▶ [Data entries]:
▼

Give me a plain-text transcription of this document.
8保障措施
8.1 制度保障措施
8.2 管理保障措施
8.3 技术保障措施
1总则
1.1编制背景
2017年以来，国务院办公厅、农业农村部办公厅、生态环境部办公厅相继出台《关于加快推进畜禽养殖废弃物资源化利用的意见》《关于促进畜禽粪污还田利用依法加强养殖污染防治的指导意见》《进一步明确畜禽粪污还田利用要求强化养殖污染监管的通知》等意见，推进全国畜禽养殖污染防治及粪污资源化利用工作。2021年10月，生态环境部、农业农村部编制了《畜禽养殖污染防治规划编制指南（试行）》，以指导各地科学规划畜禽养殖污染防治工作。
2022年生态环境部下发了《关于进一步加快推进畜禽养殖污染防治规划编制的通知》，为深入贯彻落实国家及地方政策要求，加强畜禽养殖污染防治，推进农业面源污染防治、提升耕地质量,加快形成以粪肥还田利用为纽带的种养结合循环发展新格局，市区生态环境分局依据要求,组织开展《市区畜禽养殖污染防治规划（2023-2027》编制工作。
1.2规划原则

▲
▼

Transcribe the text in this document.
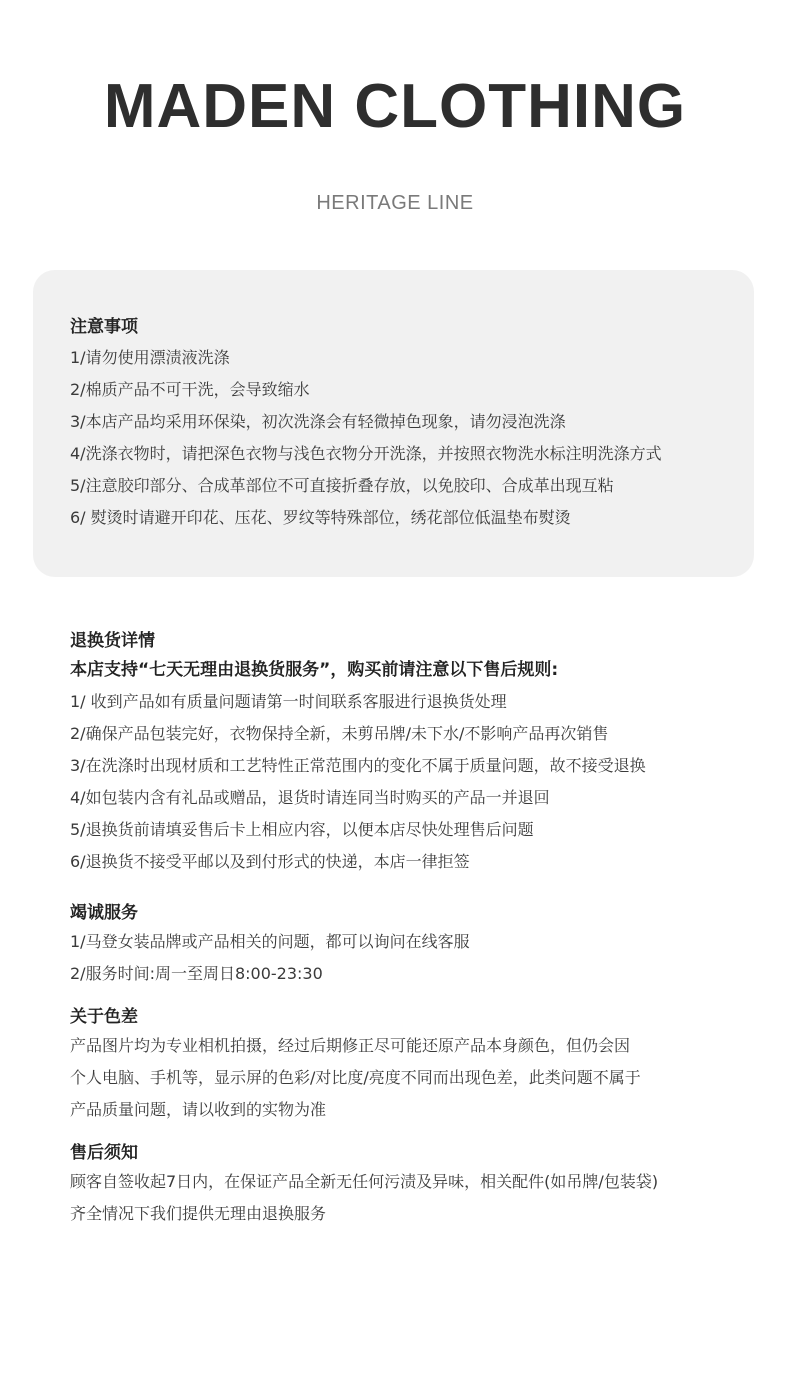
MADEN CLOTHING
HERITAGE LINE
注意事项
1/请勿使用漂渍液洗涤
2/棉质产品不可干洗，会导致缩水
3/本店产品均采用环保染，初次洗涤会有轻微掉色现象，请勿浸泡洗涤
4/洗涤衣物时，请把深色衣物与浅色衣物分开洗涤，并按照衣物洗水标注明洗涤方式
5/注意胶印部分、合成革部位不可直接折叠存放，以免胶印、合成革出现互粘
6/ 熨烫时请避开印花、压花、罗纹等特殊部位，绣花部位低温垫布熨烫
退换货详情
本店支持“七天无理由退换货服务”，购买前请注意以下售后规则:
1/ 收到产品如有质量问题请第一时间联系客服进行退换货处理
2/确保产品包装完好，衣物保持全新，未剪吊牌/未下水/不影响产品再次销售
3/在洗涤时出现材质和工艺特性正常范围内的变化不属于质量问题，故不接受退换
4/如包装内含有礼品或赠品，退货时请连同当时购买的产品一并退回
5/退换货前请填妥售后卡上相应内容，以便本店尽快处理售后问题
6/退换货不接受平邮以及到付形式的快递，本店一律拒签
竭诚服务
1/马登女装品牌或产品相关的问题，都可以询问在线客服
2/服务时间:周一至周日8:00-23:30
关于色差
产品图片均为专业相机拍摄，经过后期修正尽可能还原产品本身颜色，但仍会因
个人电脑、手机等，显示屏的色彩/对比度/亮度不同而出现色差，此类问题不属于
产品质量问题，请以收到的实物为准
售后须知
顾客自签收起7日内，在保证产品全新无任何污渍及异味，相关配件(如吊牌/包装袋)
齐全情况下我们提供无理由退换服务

▲

▶ [The problem]: Return all lines containing the word "document".

▶ [Task solution]:
Give me a plain-text transcription of this document.
Transcribe the text in this document.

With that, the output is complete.